Print the complete set of entries exactly.

-- START OF Information given --

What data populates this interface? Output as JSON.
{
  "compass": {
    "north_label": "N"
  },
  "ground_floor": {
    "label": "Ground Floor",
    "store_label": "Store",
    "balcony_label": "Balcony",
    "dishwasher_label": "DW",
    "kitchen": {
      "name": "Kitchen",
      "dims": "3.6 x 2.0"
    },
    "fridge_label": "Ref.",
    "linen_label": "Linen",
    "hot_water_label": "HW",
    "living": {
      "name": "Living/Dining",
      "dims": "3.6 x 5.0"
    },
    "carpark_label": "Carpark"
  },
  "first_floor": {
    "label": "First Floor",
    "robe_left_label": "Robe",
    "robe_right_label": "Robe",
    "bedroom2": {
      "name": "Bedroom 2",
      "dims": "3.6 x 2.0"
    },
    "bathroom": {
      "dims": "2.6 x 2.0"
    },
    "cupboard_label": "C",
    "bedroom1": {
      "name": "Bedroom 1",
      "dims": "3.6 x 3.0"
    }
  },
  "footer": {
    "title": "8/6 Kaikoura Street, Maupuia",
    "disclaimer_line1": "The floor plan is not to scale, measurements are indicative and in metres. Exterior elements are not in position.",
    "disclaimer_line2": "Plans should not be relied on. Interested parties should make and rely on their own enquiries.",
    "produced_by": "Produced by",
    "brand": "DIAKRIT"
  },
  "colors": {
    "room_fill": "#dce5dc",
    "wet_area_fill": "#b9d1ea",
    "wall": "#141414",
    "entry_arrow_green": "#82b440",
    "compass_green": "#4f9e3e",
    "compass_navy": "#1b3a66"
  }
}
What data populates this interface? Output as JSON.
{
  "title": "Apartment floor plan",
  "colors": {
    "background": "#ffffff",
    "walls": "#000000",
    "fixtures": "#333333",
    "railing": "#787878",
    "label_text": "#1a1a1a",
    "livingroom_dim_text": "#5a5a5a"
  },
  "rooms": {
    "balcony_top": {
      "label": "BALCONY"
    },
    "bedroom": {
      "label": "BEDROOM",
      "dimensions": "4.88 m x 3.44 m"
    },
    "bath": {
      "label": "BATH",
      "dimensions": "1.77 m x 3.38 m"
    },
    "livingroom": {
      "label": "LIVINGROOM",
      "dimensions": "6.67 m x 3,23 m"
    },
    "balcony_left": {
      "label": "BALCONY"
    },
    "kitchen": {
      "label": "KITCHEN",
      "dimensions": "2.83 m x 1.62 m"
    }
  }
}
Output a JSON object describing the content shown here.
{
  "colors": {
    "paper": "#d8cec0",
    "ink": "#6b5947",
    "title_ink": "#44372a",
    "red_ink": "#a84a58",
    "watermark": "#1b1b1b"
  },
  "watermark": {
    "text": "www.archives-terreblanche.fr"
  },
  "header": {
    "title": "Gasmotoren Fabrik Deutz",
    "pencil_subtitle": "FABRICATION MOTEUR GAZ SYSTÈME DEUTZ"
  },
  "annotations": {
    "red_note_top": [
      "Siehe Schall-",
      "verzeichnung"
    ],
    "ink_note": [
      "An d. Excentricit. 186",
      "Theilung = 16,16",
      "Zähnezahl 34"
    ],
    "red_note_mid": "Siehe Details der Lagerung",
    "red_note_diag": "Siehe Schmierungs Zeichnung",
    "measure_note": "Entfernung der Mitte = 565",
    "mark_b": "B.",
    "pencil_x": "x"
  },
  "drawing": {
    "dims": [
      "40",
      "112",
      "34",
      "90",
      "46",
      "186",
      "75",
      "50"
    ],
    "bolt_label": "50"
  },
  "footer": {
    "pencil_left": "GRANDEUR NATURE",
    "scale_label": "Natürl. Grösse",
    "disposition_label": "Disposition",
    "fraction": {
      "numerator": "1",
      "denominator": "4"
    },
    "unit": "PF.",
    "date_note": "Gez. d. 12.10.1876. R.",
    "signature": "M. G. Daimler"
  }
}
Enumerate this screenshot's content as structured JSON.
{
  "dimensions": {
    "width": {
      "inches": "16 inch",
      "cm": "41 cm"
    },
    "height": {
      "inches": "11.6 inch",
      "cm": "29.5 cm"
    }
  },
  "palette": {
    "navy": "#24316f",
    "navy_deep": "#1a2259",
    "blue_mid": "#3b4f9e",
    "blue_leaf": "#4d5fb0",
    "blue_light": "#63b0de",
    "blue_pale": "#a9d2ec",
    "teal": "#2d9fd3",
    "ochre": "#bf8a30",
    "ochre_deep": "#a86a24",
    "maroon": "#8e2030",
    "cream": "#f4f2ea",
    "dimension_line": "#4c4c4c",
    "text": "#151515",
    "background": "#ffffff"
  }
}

-- END OF Information given --

- Written solution -
What data populates this interface? Output as JSON.
{
  "compass": {
    "north_label": "N"
  },
  "ground_floor": {
    "label": "Ground Floor",
    "store_label": "Store",
    "balcony_label": "Balcony",
    "dishwasher_label": "DW",
    "kitchen": {
      "name": "Kitchen",
      "dims": "3.6 x 2.0"
    },
    "fridge_label": "Ref.",
    "linen_label": "Linen",
    "hot_water_label": "HW",
    "living": {
      "name": "Living/Dining",
      "dims": "3.6 x 5.0"
    },
    "carpark_label": "Carpark"
  },
  "first_floor": {
    "label": "First Floor",
    "robe_left_label": "Robe",
    "robe_right_label": "Robe",
    "bedroom2": {
      "name": "Bedroom 2",
      "dims": "3.6 x 2.0"
    },
    "bathroom": {
      "dims": "2.6 x 2.0"
    },
    "cupboard_label": "C",
    "bedroom1": {
      "name": "Bedroom 1",
      "dims": "3.6 x 3.0"
    }
  },
  "footer": {
    "title": "8/6 Kaikoura Street, Maupuia",
    "disclaimer_line1": "The floor plan is not to scale, measurements are indicative and in metres. Exterior elements are not in position.",
    "disclaimer_line2": "Plans should not be relied on. Interested parties should make and rely on their own enquiries.",
    "produced_by": "Produced by",
    "brand": "DIAKRIT"
  },
  "colors": {
    "room_fill": "#dce5dc",
    "wet_area_fill": "#b9d1ea",
    "wall": "#141414",
    "entry_arrow_green": "#82b440",
    "compass_green": "#4f9e3e",
    "compass_navy": "#1b3a66"
  }
}
What data populates this interface? Output as JSON.
{
  "title": "Apartment floor plan",
  "colors": {
    "background": "#ffffff",
    "walls": "#000000",
    "fixtures": "#333333",
    "railing": "#787878",
    "label_text": "#1a1a1a",
    "livingroom_dim_text": "#5a5a5a"
  },
  "rooms": {
    "balcony_top": {
      "label": "BALCONY"
    },
    "bedroom": {
      "label": "BEDROOM",
      "dimensions": "4.88 m x 3.44 m"
    },
    "bath": {
      "label": "BATH",
      "dimensions": "1.77 m x 3.38 m"
    },
    "livingroom": {
      "label": "LIVINGROOM",
      "dimensions": "6.67 m x 3,23 m"
    },
    "balcony_left": {
      "label": "BALCONY"
    },
    "kitchen": {
      "label": "KITCHEN",
      "dimensions": "2.83 m x 1.62 m"
    }
  }
}
Output a JSON object describing the content shown here.
{
  "colors": {
    "paper": "#d8cec0",
    "ink": "#6b5947",
    "title_ink": "#44372a",
    "red_ink": "#a84a58",
    "watermark": "#1b1b1b"
  },
  "watermark": {
    "text": "www.archives-terreblanche.fr"
  },
  "header": {
    "title": "Gasmotoren Fabrik Deutz",
    "pencil_subtitle": "FABRICATION MOTEUR GAZ SYSTÈME DEUTZ"
  },
  "annotations": {
    "red_note_top": [
      "Siehe Schall-",
      "verzeichnung"
    ],
    "ink_note": [
      "An d. Excentricit. 186",
      "Theilung = 16,16",
      "Zähnezahl 34"
    ],
    "red_note_mid": "Siehe Details der Lagerung",
    "red_note_diag": "Siehe Schmierungs Zeichnung",
    "measure_note": "Entfernung der Mitte = 565",
    "mark_b": "B.",
    "pencil_x": "x"
  },
  "drawing": {
    "dims": [
      "40",
      "112",
      "34",
      "90",
      "46",
      "186",
      "75",
      "50"
    ],
    "bolt_label": "50"
  },
  "footer": {
    "pencil_left": "GRANDEUR NATURE",
    "scale_label": "Natürl. Grösse",
    "disposition_label": "Disposition",
    "fraction": {
      "numerator": "1",
      "denominator": "4"
    },
    "unit": "PF.",
    "date_note": "Gez. d. 12.10.1876. R.",
    "signature": "M. G. Daimler"
  }
}
Enumerate this screenshot's content as structured JSON.
{
  "dimensions": {
    "width": {
      "inches": "16 inch",
      "cm": "41 cm"
    },
    "height": {
      "inches": "11.6 inch",
      "cm": "29.5 cm"
    }
  },
  "palette": {
    "navy": "#24316f",
    "navy_deep": "#1a2259",
    "blue_mid": "#3b4f9e",
    "blue_leaf": "#4d5fb0",
    "blue_light": "#63b0de",
    "blue_pale": "#a9d2ec",
    "teal": "#2d9fd3",
    "ochre": "#bf8a30",
    "ochre_deep": "#a86a24",
    "maroon": "#8e2030",
    "cream": "#f4f2ea",
    "dimension_line": "#4c4c4c",
    "text": "#151515",
    "background": "#ffffff"
  }
}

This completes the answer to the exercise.